### MATERIAL SHOWN
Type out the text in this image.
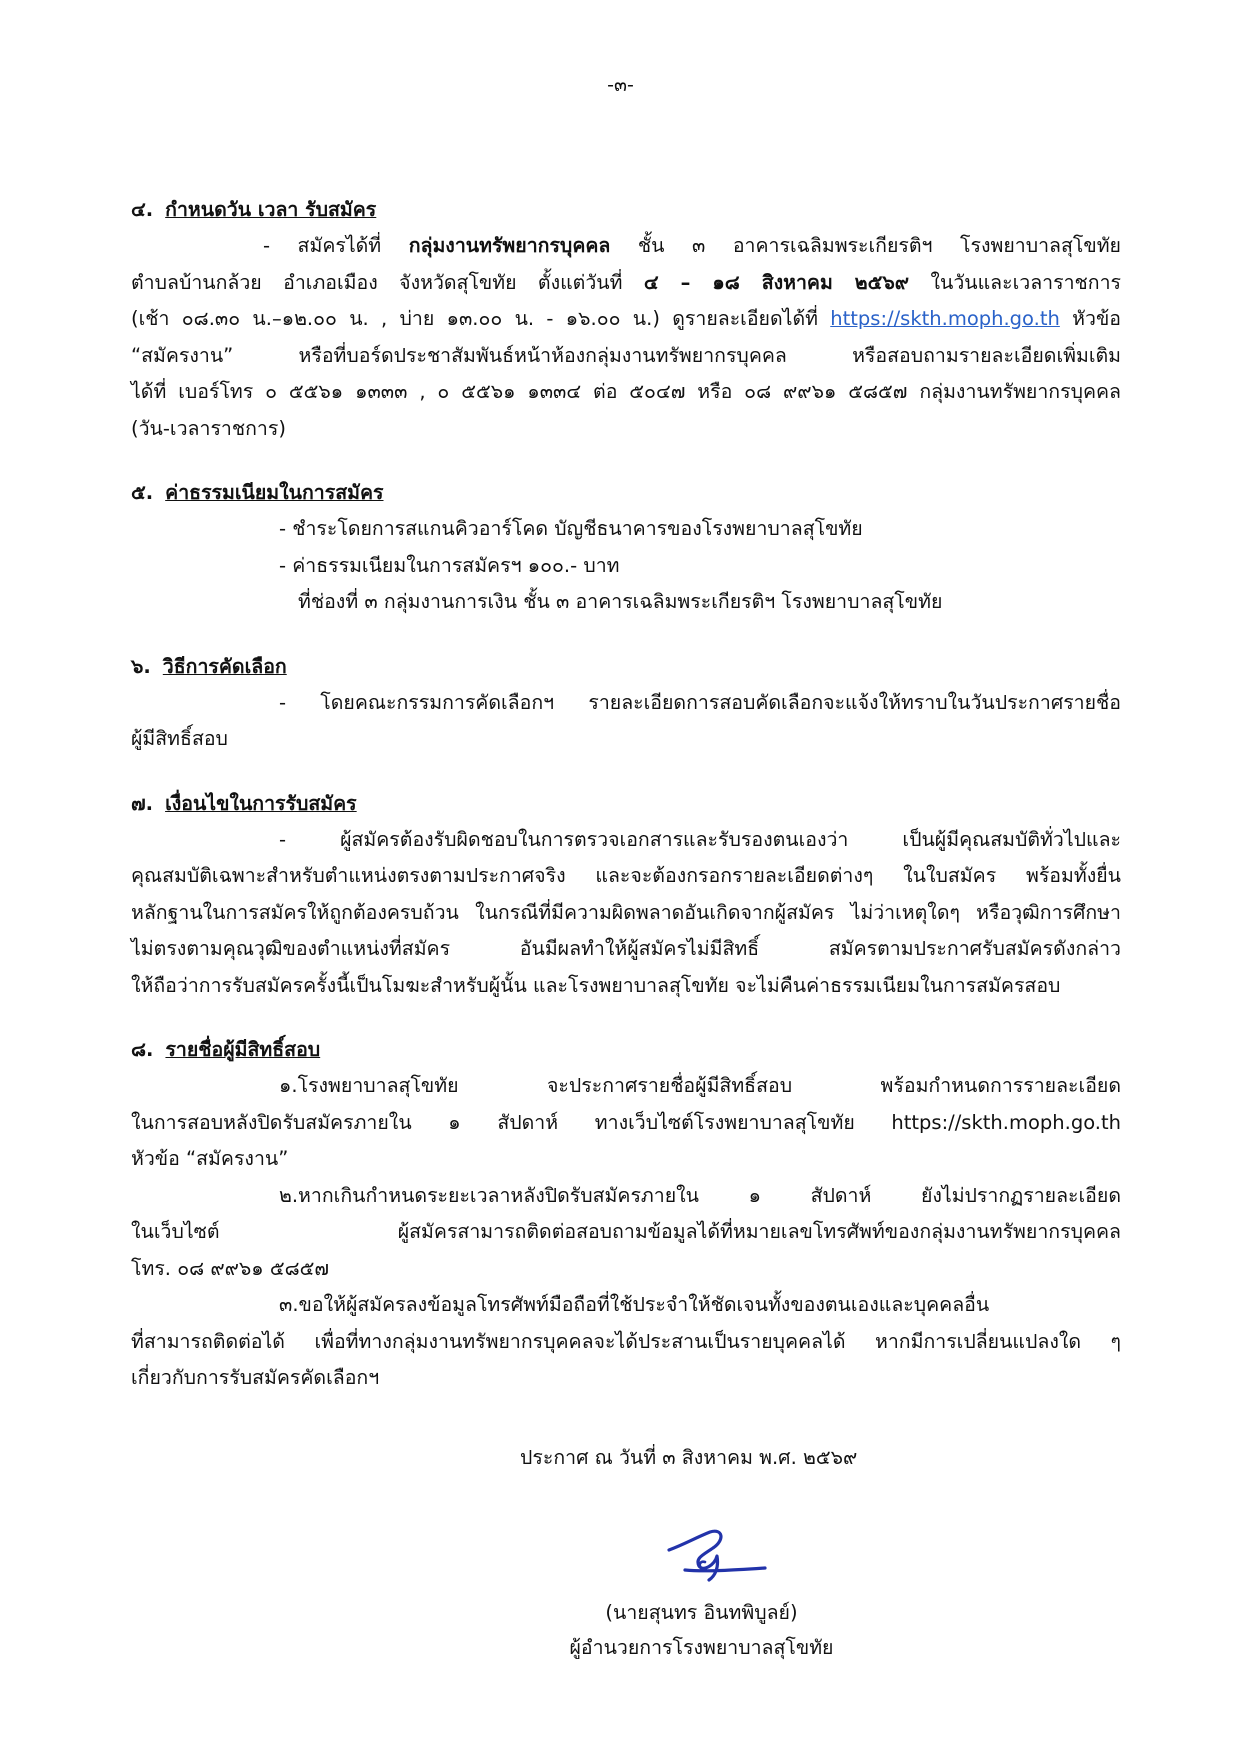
-๓-

๔. กำหนดวัน เวลา รับสมัคร

- สมัครได้ที่ กลุ่มงานทรัพยากรบุคคล ชั้น ๓ อาคารเฉลิมพระเกียรติฯ โรงพยาบาลสุโขทัย
ตำบลบ้านกล้วย อำเภอเมือง จังหวัดสุโขทัย ตั้งแต่วันที่ ๔ – ๑๘ สิงหาคม ๒๕๖๙ ในวันและเวลาราชการ
(เช้า ๐๘.๓๐ น.–๑๒.๐๐ น. , บ่าย ๑๓.๐๐ น. - ๑๖.๐๐ น.) ดูรายละเอียดได้ที่ https://skth.moph.go.th หัวข้อ
“สมัครงาน” หรือที่บอร์ดประชาสัมพันธ์หน้าห้องกลุ่มงานทรัพยากรบุคคล หรือสอบถามรายละเอียดเพิ่มเติม
ได้ที่ เบอร์โทร ๐ ๕๕๖๑ ๑๓๓๓ , ๐ ๕๕๖๑ ๑๓๓๔ ต่อ ๕๐๔๗ หรือ ๐๘ ๙๙๖๑ ๕๘๕๗ กลุ่มงานทรัพยากรบุคคล
(วัน-เวลาราชการ)

๕. ค่าธรรมเนียมในการสมัคร

- ชำระโดยการสแกนคิวอาร์โคด บัญชีธนาคารของโรงพยาบาลสุโขทัย

- ค่าธรรมเนียมในการสมัครฯ ๑๐๐.- บาท

ที่ช่องที่ ๓ กลุ่มงานการเงิน ชั้น ๓ อาคารเฉลิมพระเกียรติฯ โรงพยาบาลสุโขทัย

๖. วิธีการคัดเลือก

- โดยคณะกรรมการคัดเลือกฯ รายละเอียดการสอบคัดเลือกจะแจ้งให้ทราบในวันประกาศรายชื่อ
ผู้มีสิทธิ์สอบ

๗. เงื่อนไขในการรับสมัคร

- ผู้สมัครต้องรับผิดชอบในการตรวจเอกสารและรับรองตนเองว่า เป็นผู้มีคุณสมบัติทั่วไปและ
คุณสมบัติเฉพาะสำหรับตำแหน่งตรงตามประกาศจริง และจะต้องกรอกรายละเอียดต่างๆ ในใบสมัคร พร้อมทั้งยื่น
หลักฐานในการสมัครให้ถูกต้องครบถ้วน ในกรณีที่มีความผิดพลาดอันเกิดจากผู้สมัคร ไม่ว่าเหตุใดๆ หรือวุฒิการศึกษา
ไม่ตรงตามคุณวุฒิของตำแหน่งที่สมัคร อันมีผลทำให้ผู้สมัครไม่มีสิทธิ์ สมัครตามประกาศรับสมัครดังกล่าว
ให้ถือว่าการรับสมัครครั้งนี้เป็นโมฆะสำหรับผู้นั้น และโรงพยาบาลสุโขทัย จะไม่คืนค่าธรรมเนียมในการสมัครสอบ

๘. รายชื่อผู้มีสิทธิ์สอบ

๑.โรงพยาบาลสุโขทัย จะประกาศรายชื่อผู้มีสิทธิ์สอบ พร้อมกำหนดการรายละเอียด
ในการสอบหลังปิดรับสมัครภายใน ๑ สัปดาห์ ทางเว็บไซต์โรงพยาบาลสุโขทัย https://skth.moph.go.th
หัวข้อ “สมัครงาน”

๒.หากเกินกำหนดระยะเวลาหลังปิดรับสมัครภายใน ๑ สัปดาห์ ยังไม่ปรากฏรายละเอียด
ในเว็บไซต์ ผู้สมัครสามารถติดต่อสอบถามข้อมูลได้ที่หมายเลขโทรศัพท์ของกลุ่มงานทรัพยากรบุคคล
โทร. ๐๘ ๙๙๖๑ ๕๘๕๗

๓.ขอให้ผู้สมัครลงข้อมูลโทรศัพท์มือถือที่ใช้ประจำให้ชัดเจนทั้งของตนเองและบุคคลอื่น
ที่สามารถติดต่อได้ เพื่อที่ทางกลุ่มงานทรัพยากรบุคคลจะได้ประสานเป็นรายบุคคลได้ หากมีการเปลี่ยนแปลงใด ๆ
เกี่ยวกับการรับสมัครคัดเลือกฯ

ประกาศ ณ วันที่ ๓ สิงหาคม พ.ศ. ๒๕๖๙
(นายสุนทร อินทพิบูลย์)
ผู้อำนวยการโรงพยาบาลสุโขทัย
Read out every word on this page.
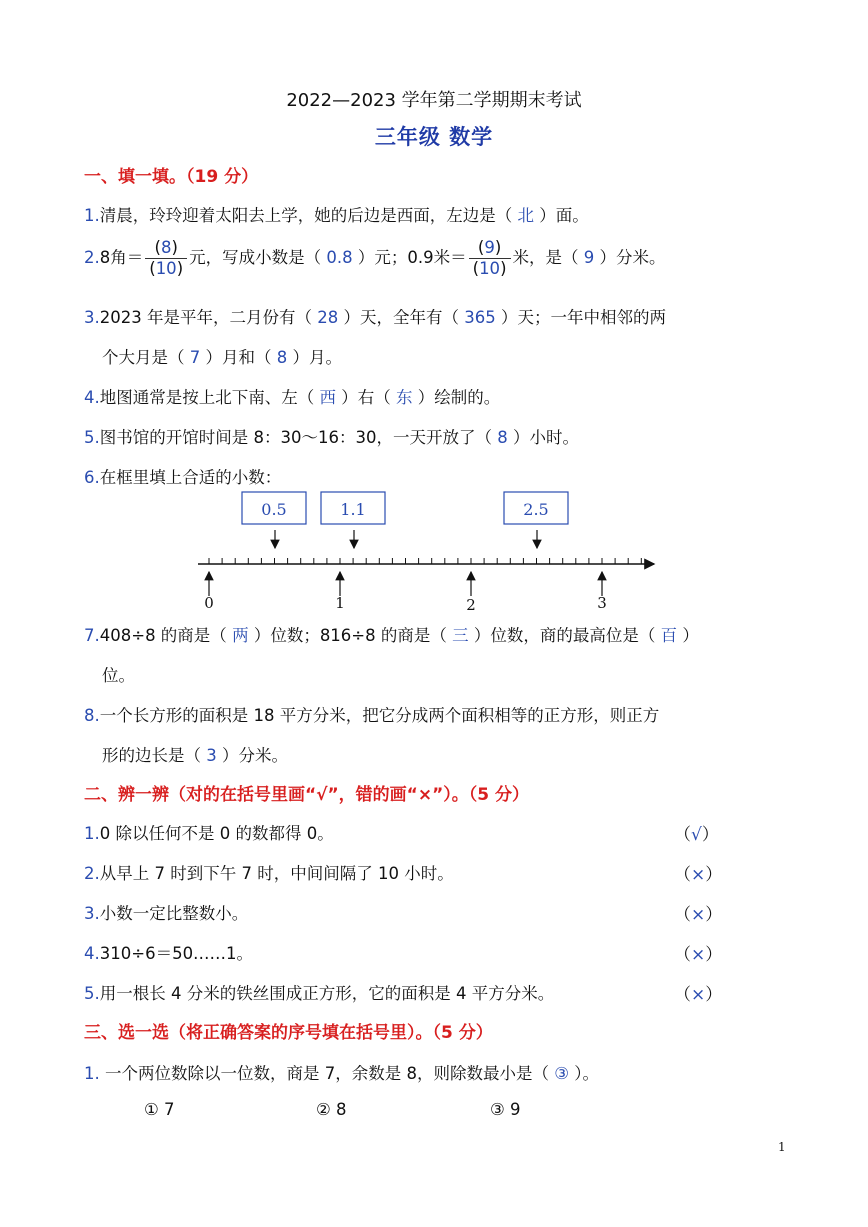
2022—2023 学年第二学期期末考试
三年级 数学
一、填一填。（19 分）
1.清晨，玲玲迎着太阳去上学，她的后边是西面，左边是（ 北 ）面。
2.8角＝ $\frac{(8)}{(10)}$ 元，写成小数是（ 0.8 ）元；0.9米＝ $\frac{(9)}{(10)}$ 米，是（ 9 ）分米。
3.2023 年是平年，二月份有（ 28 ）天，全年有（ 365 ）天；一年中相邻的两
个大月是（ 7 ）月和（ 8 ）月。
4.地图通常是按上北下南、左（ 西 ）右（ 东 ）绘制的。
5.图书馆的开馆时间是 8：30～16：30，一天开放了（ 8 ）小时。
6.在框里填上合适的小数：
0.5	1.1	2.5
0	1	2	3
7.408÷8 的商是（ 两 ）位数；816÷8 的商是（ 三 ）位数，商的最高位是（ 百 ）
位。
8.一个长方形的面积是 18 平方分米，把它分成两个面积相等的正方形，则正方
形的边长是（ 3 ）分米。
二、辨一辨（对的在括号里画“√”，错的画“×”）。（5 分）
1.0 除以任何不是 0 的数都得 0。	（√）
2.从早上 7 时到下午 7 时，中间间隔了 10 小时。	（×）
3.小数一定比整数小。	（×）
4.310÷6＝50……1。	（×）
5.用一根长 4 分米的铁丝围成正方形，它的面积是 4 平方分米。	（×）
三、选一选（将正确答案的序号填在括号里）。（5 分）
1. 一个两位数除以一位数，商是 7，余数是 8，则除数最小是（ ③ ）。
① 7	② 8	③ 9
1
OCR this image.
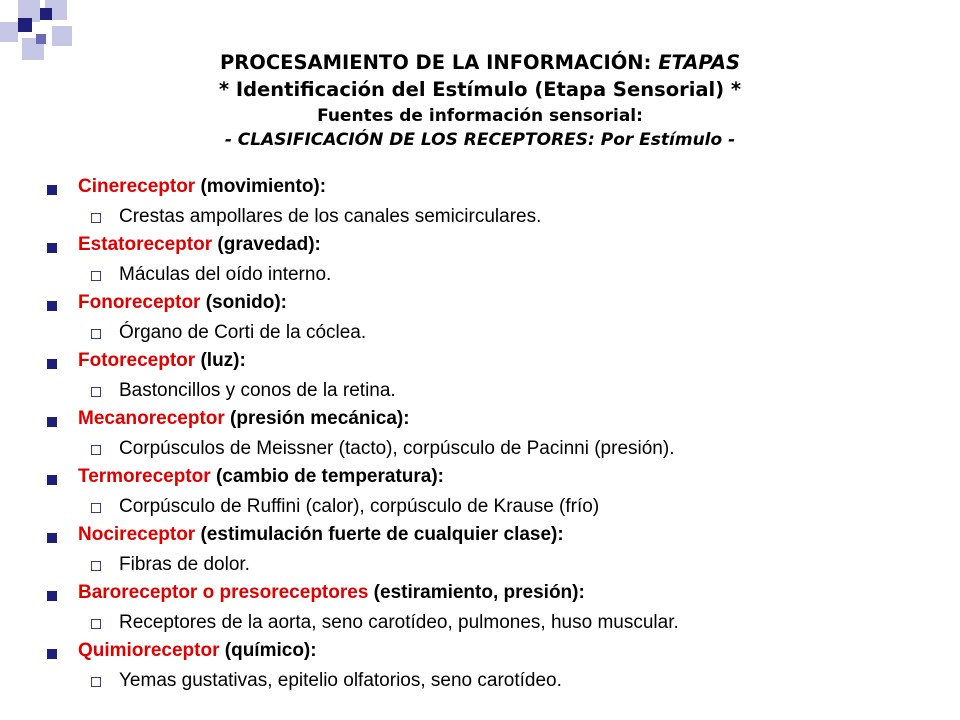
PROCESAMIENTO DE LA INFORMACIÓN: ETAPAS
* Identificación del Estímulo (Etapa Sensorial) *
Fuentes de información sensorial:
- CLASIFICACIÓN DE LOS RECEPTORES: Por Estímulo -
Cinereceptor (movimiento):
Crestas ampollares de los canales semicirculares.
Estatoreceptor (gravedad):
Máculas del oído interno.
Fonoreceptor (sonido):
Órgano de Corti de la cóclea.
Fotoreceptor (luz):
Bastoncillos y conos de la retina.
Mecanoreceptor (presión mecánica):
Corpúsculos de Meissner (tacto), corpúsculo de Pacinni (presión).
Termoreceptor (cambio de temperatura):
Corpúsculo de Ruffini (calor), corpúsculo de Krause (frío)
Nocireceptor (estimulación fuerte de cualquier clase):
Fibras de dolor.
Baroreceptor o presoreceptores (estiramiento, presión):
Receptores de la aorta, seno carotídeo, pulmones, huso muscular.
Quimioreceptor (químico):
Yemas gustativas, epitelio olfatorios, seno carotídeo.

### TASK GOAL
Without the pictures, restate all the entries above exactly.

### FINAL RESULT
Type out the text in this image.
-๓-

๔. กำหนดวัน เวลา รับสมัคร

- สมัครได้ที่ กลุ่มงานทรัพยากรบุคคล ชั้น ๓ อาคารเฉลิมพระเกียรติฯ โรงพยาบาลสุโขทัย
ตำบลบ้านกล้วย อำเภอเมือง จังหวัดสุโขทัย ตั้งแต่วันที่ ๔ – ๑๘ สิงหาคม ๒๕๖๙ ในวันและเวลาราชการ
(เช้า ๐๘.๓๐ น.–๑๒.๐๐ น. , บ่าย ๑๓.๐๐ น. - ๑๖.๐๐ น.) ดูรายละเอียดได้ที่ https://skth.moph.go.th หัวข้อ
“สมัครงาน” หรือที่บอร์ดประชาสัมพันธ์หน้าห้องกลุ่มงานทรัพยากรบุคคล หรือสอบถามรายละเอียดเพิ่มเติม
ได้ที่ เบอร์โทร ๐ ๕๕๖๑ ๑๓๓๓ , ๐ ๕๕๖๑ ๑๓๓๔ ต่อ ๕๐๔๗ หรือ ๐๘ ๙๙๖๑ ๕๘๕๗ กลุ่มงานทรัพยากรบุคคล
(วัน-เวลาราชการ)

๕. ค่าธรรมเนียมในการสมัคร

- ชำระโดยการสแกนคิวอาร์โคด บัญชีธนาคารของโรงพยาบาลสุโขทัย

- ค่าธรรมเนียมในการสมัครฯ ๑๐๐.- บาท

ที่ช่องที่ ๓ กลุ่มงานการเงิน ชั้น ๓ อาคารเฉลิมพระเกียรติฯ โรงพยาบาลสุโขทัย

๖. วิธีการคัดเลือก

- โดยคณะกรรมการคัดเลือกฯ รายละเอียดการสอบคัดเลือกจะแจ้งให้ทราบในวันประกาศรายชื่อ
ผู้มีสิทธิ์สอบ

๗. เงื่อนไขในการรับสมัคร

- ผู้สมัครต้องรับผิดชอบในการตรวจเอกสารและรับรองตนเองว่า เป็นผู้มีคุณสมบัติทั่วไปและ
คุณสมบัติเฉพาะสำหรับตำแหน่งตรงตามประกาศจริง และจะต้องกรอกรายละเอียดต่างๆ ในใบสมัคร พร้อมทั้งยื่น
หลักฐานในการสมัครให้ถูกต้องครบถ้วน ในกรณีที่มีความผิดพลาดอันเกิดจากผู้สมัคร ไม่ว่าเหตุใดๆ หรือวุฒิการศึกษา
ไม่ตรงตามคุณวุฒิของตำแหน่งที่สมัคร อันมีผลทำให้ผู้สมัครไม่มีสิทธิ์ สมัครตามประกาศรับสมัครดังกล่าว
ให้ถือว่าการรับสมัครครั้งนี้เป็นโมฆะสำหรับผู้นั้น และโรงพยาบาลสุโขทัย จะไม่คืนค่าธรรมเนียมในการสมัครสอบ

๘. รายชื่อผู้มีสิทธิ์สอบ

๑.โรงพยาบาลสุโขทัย จะประกาศรายชื่อผู้มีสิทธิ์สอบ พร้อมกำหนดการรายละเอียด
ในการสอบหลังปิดรับสมัครภายใน ๑ สัปดาห์ ทางเว็บไซต์โรงพยาบาลสุโขทัย https://skth.moph.go.th
หัวข้อ “สมัครงาน”

๒.หากเกินกำหนดระยะเวลาหลังปิดรับสมัครภายใน ๑ สัปดาห์ ยังไม่ปรากฏรายละเอียด
ในเว็บไซต์ ผู้สมัครสามารถติดต่อสอบถามข้อมูลได้ที่หมายเลขโทรศัพท์ของกลุ่มงานทรัพยากรบุคคล
โทร. ๐๘ ๙๙๖๑ ๕๘๕๗

๓.ขอให้ผู้สมัครลงข้อมูลโทรศัพท์มือถือที่ใช้ประจำให้ชัดเจนทั้งของตนเองและบุคคลอื่น
ที่สามารถติดต่อได้ เพื่อที่ทางกลุ่มงานทรัพยากรบุคคลจะได้ประสานเป็นรายบุคคลได้ หากมีการเปลี่ยนแปลงใด ๆ
เกี่ยวกับการรับสมัครคัดเลือกฯ

ประกาศ ณ วันที่ ๓ สิงหาคม พ.ศ. ๒๕๖๙
(นายสุนทร อินทพิบูลย์)
ผู้อำนวยการโรงพยาบาลสุโขทัย
Read out every word on this page.
2022—2023 学年第二学期期末考试
三年级 数学
一、填一填。（19 分）
1.清晨，玲玲迎着太阳去上学，她的后边是西面，左边是（ 北 ）面。
2.8角＝ $\frac{(8)}{(10)}$ 元，写成小数是（ 0.8 ）元；0.9米＝ $\frac{(9)}{(10)}$ 米，是（ 9 ）分米。
3.2023 年是平年，二月份有（ 28 ）天，全年有（ 365 ）天；一年中相邻的两
个大月是（ 7 ）月和（ 8 ）月。
4.地图通常是按上北下南、左（ 西 ）右（ 东 ）绘制的。
5.图书馆的开馆时间是 8：30～16：30，一天开放了（ 8 ）小时。
6.在框里填上合适的小数：
0.5	1.1	2.5
0	1	2	3
7.408÷8 的商是（ 两 ）位数；816÷8 的商是（ 三 ）位数，商的最高位是（ 百 ）
位。
8.一个长方形的面积是 18 平方分米，把它分成两个面积相等的正方形，则正方
形的边长是（ 3 ）分米。
二、辨一辨（对的在括号里画“√”，错的画“×”）。（5 分）
1.0 除以任何不是 0 的数都得 0。	（√）
2.从早上 7 时到下午 7 时，中间间隔了 10 小时。	（×）
3.小数一定比整数小。	（×）
4.310÷6＝50……1。	（×）
5.用一根长 4 分米的铁丝围成正方形，它的面积是 4 平方分米。	（×）
三、选一选（将正确答案的序号填在括号里）。（5 分）
1. 一个两位数除以一位数，商是 7，余数是 8，则除数最小是（ ③ ）。
① 7	② 8	③ 9
1
OCR this image.
PROCESAMIENTO DE LA INFORMACIÓN: ETAPAS
* Identificación del Estímulo (Etapa Sensorial) *
Fuentes de información sensorial:
- CLASIFICACIÓN DE LOS RECEPTORES: Por Estímulo -
Cinereceptor (movimiento):
Crestas ampollares de los canales semicirculares.
Estatoreceptor (gravedad):
Máculas del oído interno.
Fonoreceptor (sonido):
Órgano de Corti de la cóclea.
Fotoreceptor (luz):
Bastoncillos y conos de la retina.
Mecanoreceptor (presión mecánica):
Corpúsculos de Meissner (tacto), corpúsculo de Pacinni (presión).
Termoreceptor (cambio de temperatura):
Corpúsculo de Ruffini (calor), corpúsculo de Krause (frío)
Nocireceptor (estimulación fuerte de cualquier clase):
Fibras de dolor.
Baroreceptor o presoreceptores (estiramiento, presión):
Receptores de la aorta, seno carotídeo, pulmones, huso muscular.
Quimioreceptor (químico):
Yemas gustativas, epitelio olfatorios, seno carotídeo.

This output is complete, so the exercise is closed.